### WORK INSTRUCTIONS
Swap "bounding box" for "box coordinates" in the items below, reproduce them with no other changes, and omit the pictures.

### DATA FOR THE TASK
════

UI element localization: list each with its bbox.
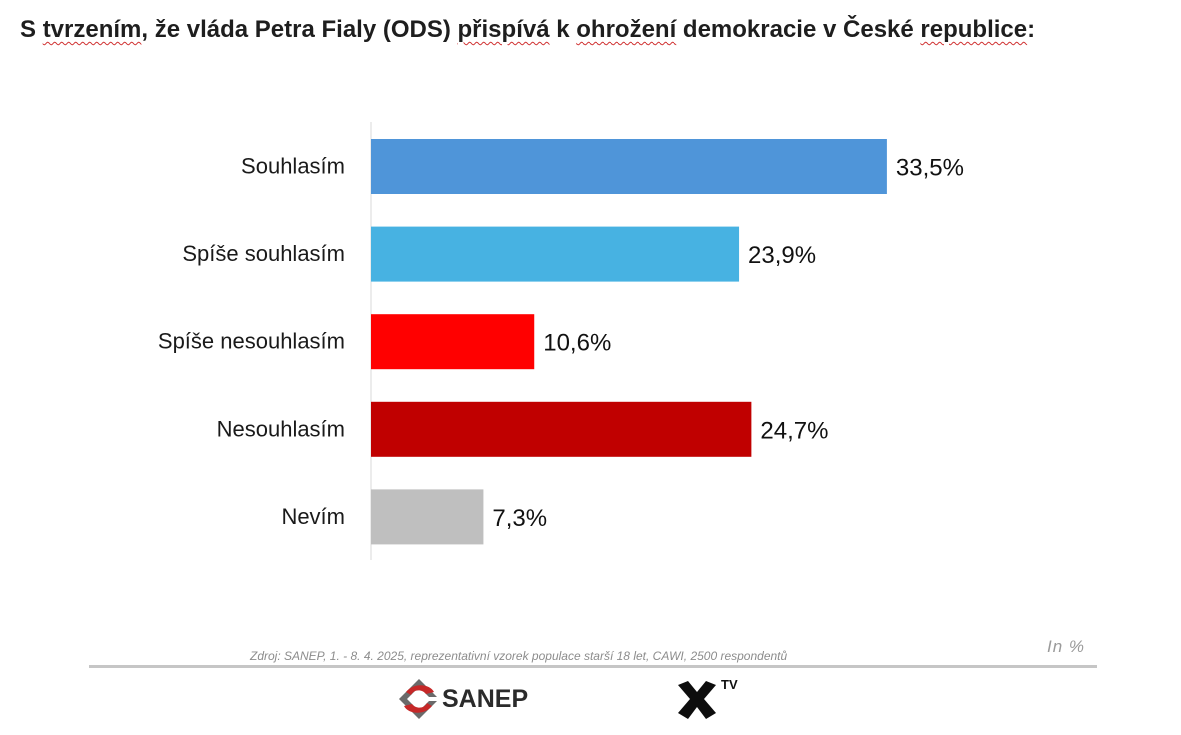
- unit-label: In %: [1047, 637, 1086, 656]
- bar: [371, 401, 752, 457]
- category-label: Spíše nesouhlasím: [158, 329, 345, 354]
- title-part: S: [20, 16, 43, 43]
- title-part: tvrzením: [42, 16, 142, 43]
- value-label: 23,9%: [748, 242, 816, 269]
- xtv-logo: TV: [674, 677, 754, 723]
- category-label: Souhlasím: [241, 154, 345, 179]
- title-part: , že vláda Petra Fialy (ODS): [141, 16, 458, 43]
- value-label: 10,6%: [543, 330, 611, 357]
- bar: [371, 226, 740, 282]
- sanep-logo-text: SANEP: [442, 685, 529, 713]
- title-part: :: [1027, 16, 1036, 43]
- title-part: přispívá: [457, 16, 550, 43]
- bar: [371, 489, 484, 545]
- category-label: Nesouhlasím: [217, 416, 345, 441]
- category-label: Nevím: [281, 504, 345, 529]
- bar: [371, 139, 887, 194]
- title-part: ohrožení: [576, 16, 677, 43]
- title-part: k: [549, 16, 577, 43]
- bar: [371, 314, 535, 370]
- sanep-logo-icon: [399, 679, 437, 719]
- value-label: 24,7%: [760, 417, 828, 444]
- bar-chart: Souhlasím 33,5% Spíše souhlasím 23,9% Spíše …: [158, 122, 964, 560]
- xtv-logo-text: TV: [721, 677, 738, 692]
- title-part: republice: [920, 16, 1028, 43]
- x-cross-icon: [678, 681, 716, 719]
- footer-divider: [89, 665, 1097, 668]
- sanep-logo: SANEP: [396, 676, 536, 722]
- value-label: 33,5%: [896, 155, 964, 182]
- value-label: 7,3%: [492, 505, 547, 532]
- title-part: demokracie v České: [676, 16, 921, 43]
- category-label: Spíše souhlasím: [182, 241, 345, 266]
- source-note: Zdroj: SANEP, 1. - 8. 4. 2025, reprezent…: [250, 649, 788, 663]
- chart-title: S tvrzením, že vláda Petra Fialy (ODS) p…: [20, 16, 1170, 44]
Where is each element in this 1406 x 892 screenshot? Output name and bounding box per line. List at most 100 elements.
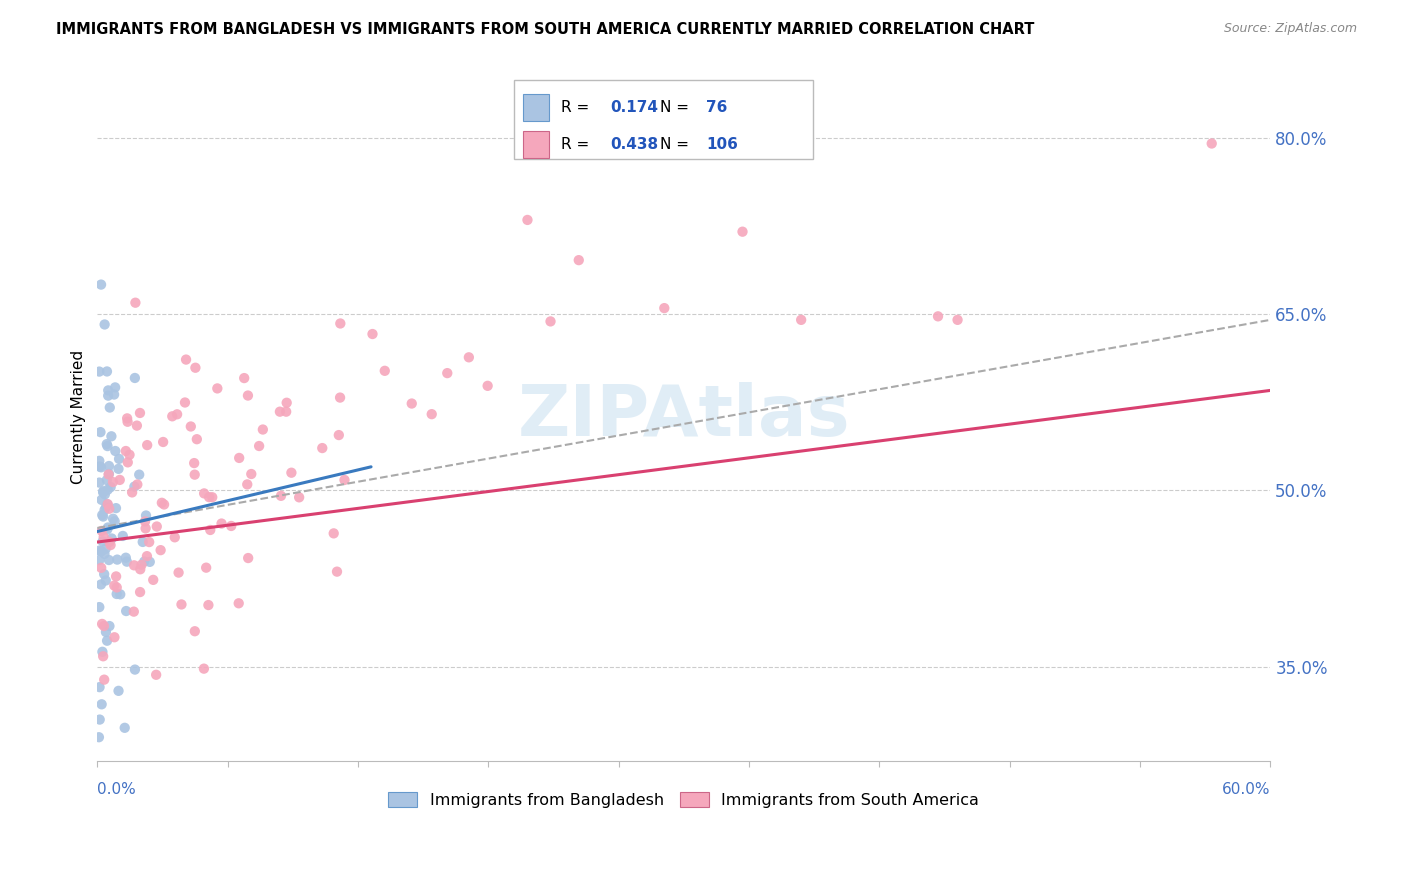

════

### RESPONSE TO THE TASK
UI element localization: list each with its bbox.
- unit-label: In %: [1047, 637, 1086, 656]
- bar: [371, 401, 752, 457]
- category-label: Spíše nesouhlasím: [158, 329, 345, 354]
- title-part: S: [20, 16, 43, 43]
- title-part: tvrzením: [42, 16, 142, 43]
- value-label: 23,9%: [748, 242, 816, 269]
- xtv-logo: TV: [674, 677, 754, 723]
- category-label: Souhlasím: [241, 154, 345, 179]
- title-part: , že vláda Petra Fialy (ODS): [141, 16, 458, 43]
- value-label: 10,6%: [543, 330, 611, 357]
- bar: [371, 226, 740, 282]
- sanep-logo-text: SANEP: [442, 685, 529, 713]
- title-part: :: [1027, 16, 1036, 43]
- title-part: přispívá: [457, 16, 550, 43]
- bar: [371, 489, 484, 545]
- category-label: Nesouhlasím: [217, 416, 345, 441]
- category-label: Nevím: [281, 504, 345, 529]
- bar: [371, 139, 887, 194]
- title-part: ohrožení: [576, 16, 677, 43]
- title-part: k: [549, 16, 577, 43]
- bar: [371, 314, 535, 370]
- sanep-logo-icon: [399, 679, 437, 719]
- value-label: 24,7%: [760, 417, 828, 444]
- bar-chart: Souhlasím 33,5% Spíše souhlasím 23,9% Spíše …: [158, 122, 964, 560]
- xtv-logo-text: TV: [721, 677, 738, 692]
- title-part: republice: [920, 16, 1028, 43]
- x-cross-icon: [678, 681, 716, 719]
- footer-divider: [89, 665, 1097, 668]
- sanep-logo: SANEP: [396, 676, 536, 722]
- value-label: 33,5%: [896, 155, 964, 182]
- value-label: 7,3%: [492, 505, 547, 532]
- title-part: demokracie v České: [676, 16, 921, 43]
- category-label: Spíše souhlasím: [182, 241, 345, 266]
- source-note: Zdroj: SANEP, 1. - 8. 4. 2025, reprezent…: [250, 649, 788, 663]
- chart-title: S tvrzením, že vláda Petra Fialy (ODS) p…: [20, 16, 1170, 44]
Where is each element in this 1406 x 892 screenshot? Output name and box coordinates per line. List at most 100 elements.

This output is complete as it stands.